Requirements:
Select from the records below every line that has the word "janv" in it.

(Data entries for graphics)
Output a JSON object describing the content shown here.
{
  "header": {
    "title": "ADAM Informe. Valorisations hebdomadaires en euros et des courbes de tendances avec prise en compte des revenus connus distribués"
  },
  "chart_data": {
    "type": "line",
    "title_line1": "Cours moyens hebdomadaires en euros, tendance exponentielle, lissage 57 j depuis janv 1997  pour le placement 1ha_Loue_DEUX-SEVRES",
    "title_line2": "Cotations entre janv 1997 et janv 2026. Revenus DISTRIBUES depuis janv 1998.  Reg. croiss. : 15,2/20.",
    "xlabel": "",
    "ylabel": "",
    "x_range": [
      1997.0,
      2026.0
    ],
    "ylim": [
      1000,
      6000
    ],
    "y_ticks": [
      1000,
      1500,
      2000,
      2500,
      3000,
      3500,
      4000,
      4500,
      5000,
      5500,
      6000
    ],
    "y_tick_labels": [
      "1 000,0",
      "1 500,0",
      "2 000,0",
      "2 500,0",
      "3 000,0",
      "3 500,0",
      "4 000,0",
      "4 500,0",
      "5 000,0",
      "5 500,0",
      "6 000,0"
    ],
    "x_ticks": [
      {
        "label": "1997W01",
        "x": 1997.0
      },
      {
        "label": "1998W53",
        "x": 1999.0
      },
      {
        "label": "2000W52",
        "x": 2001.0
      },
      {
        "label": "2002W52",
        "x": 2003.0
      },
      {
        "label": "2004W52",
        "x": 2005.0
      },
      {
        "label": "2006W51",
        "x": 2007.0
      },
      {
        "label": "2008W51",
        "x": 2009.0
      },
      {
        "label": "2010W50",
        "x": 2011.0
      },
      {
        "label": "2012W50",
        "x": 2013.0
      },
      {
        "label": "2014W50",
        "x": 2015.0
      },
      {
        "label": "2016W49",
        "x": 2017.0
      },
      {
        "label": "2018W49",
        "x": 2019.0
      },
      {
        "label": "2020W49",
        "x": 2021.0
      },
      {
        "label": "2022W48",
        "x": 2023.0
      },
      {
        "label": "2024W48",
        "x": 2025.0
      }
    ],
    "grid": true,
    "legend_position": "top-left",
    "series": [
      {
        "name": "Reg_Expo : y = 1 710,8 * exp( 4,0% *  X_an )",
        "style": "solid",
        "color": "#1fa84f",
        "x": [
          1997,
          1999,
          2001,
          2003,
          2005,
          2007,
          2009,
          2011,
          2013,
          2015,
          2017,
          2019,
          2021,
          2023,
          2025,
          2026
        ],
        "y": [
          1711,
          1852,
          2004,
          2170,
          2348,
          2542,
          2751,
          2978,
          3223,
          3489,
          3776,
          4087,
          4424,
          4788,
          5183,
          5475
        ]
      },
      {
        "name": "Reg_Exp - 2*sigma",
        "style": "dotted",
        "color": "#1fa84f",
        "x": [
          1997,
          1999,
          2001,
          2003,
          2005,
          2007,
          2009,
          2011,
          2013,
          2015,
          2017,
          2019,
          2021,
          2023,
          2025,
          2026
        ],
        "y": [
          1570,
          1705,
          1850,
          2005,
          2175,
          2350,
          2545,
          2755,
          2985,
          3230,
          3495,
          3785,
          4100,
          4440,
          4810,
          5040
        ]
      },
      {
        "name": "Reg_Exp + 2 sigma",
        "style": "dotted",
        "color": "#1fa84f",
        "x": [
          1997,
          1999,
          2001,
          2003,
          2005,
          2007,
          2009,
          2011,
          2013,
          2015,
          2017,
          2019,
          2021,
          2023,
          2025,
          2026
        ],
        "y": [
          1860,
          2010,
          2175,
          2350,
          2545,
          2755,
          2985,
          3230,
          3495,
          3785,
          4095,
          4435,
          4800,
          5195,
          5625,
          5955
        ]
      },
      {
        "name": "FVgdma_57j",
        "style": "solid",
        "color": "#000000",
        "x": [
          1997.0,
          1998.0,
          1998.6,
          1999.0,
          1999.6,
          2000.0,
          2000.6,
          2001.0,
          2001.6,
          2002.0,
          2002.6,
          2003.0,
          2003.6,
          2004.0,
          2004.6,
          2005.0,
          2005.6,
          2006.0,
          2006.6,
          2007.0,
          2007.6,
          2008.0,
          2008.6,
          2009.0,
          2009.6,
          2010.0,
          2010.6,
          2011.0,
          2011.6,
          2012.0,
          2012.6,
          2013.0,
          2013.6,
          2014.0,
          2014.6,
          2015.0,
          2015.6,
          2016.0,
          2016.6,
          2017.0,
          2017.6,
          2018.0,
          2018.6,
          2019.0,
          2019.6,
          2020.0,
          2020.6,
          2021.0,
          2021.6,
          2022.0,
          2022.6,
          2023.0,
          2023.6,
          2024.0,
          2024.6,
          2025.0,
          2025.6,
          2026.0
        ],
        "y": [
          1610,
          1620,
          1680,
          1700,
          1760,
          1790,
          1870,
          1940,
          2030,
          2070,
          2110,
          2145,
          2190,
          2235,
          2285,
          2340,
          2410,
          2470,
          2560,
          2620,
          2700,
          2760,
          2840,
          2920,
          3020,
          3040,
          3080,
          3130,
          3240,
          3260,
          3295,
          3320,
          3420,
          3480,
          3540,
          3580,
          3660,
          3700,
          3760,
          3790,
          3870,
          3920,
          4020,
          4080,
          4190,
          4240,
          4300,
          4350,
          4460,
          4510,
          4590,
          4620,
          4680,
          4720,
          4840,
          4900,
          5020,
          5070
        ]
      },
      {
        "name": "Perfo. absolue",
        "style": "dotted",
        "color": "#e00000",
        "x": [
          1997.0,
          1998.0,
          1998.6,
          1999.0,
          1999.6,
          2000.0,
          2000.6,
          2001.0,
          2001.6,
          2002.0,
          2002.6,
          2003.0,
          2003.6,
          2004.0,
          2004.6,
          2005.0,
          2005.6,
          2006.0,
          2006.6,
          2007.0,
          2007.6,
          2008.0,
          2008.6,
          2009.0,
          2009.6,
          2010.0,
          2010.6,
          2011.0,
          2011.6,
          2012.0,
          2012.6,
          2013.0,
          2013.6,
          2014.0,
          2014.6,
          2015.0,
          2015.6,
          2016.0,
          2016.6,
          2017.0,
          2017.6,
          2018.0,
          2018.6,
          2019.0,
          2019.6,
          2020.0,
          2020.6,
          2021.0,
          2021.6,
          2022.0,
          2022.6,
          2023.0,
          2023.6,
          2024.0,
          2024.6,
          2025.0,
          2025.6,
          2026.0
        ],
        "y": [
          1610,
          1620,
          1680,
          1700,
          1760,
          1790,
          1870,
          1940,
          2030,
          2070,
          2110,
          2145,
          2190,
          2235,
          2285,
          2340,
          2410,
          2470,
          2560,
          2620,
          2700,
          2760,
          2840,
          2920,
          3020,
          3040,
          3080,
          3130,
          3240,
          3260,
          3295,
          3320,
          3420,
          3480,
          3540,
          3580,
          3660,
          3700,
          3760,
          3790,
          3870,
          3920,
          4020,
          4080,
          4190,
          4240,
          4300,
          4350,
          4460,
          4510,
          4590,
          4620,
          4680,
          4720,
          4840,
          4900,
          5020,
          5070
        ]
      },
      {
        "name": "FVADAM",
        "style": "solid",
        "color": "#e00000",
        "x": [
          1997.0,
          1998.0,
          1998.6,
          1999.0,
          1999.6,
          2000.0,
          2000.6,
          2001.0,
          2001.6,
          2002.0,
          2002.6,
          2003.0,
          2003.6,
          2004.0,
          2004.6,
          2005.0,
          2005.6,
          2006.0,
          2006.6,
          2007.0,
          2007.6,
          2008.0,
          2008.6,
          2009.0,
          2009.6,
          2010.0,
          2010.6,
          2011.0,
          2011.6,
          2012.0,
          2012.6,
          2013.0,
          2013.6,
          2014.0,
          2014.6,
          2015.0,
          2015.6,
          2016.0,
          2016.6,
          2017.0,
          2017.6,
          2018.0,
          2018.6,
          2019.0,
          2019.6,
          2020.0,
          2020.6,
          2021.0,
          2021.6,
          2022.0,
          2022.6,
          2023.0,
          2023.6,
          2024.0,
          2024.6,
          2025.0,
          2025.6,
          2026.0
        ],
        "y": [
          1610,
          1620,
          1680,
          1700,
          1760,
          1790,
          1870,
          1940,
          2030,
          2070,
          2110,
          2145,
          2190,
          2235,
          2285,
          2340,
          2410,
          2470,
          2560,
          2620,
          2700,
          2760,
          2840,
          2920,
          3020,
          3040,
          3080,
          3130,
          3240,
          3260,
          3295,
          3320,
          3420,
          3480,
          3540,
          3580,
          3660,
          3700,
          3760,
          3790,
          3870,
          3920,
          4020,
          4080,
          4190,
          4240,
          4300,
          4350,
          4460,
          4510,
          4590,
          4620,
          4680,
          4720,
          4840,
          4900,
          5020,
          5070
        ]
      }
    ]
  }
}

Result of this exercise:
    "title_line1": "Cours moyens hebdomadaires en euros, tendance exponentielle, lissage 57 j depuis janv 1997  pour le placement 1ha_Loue_DEUX-SEVRES",
    "title_line2": "Cotations entre janv 1997 et janv 2026. Revenus DISTRIBUES depuis janv 1998.  Reg. croiss. : 15,2/20.",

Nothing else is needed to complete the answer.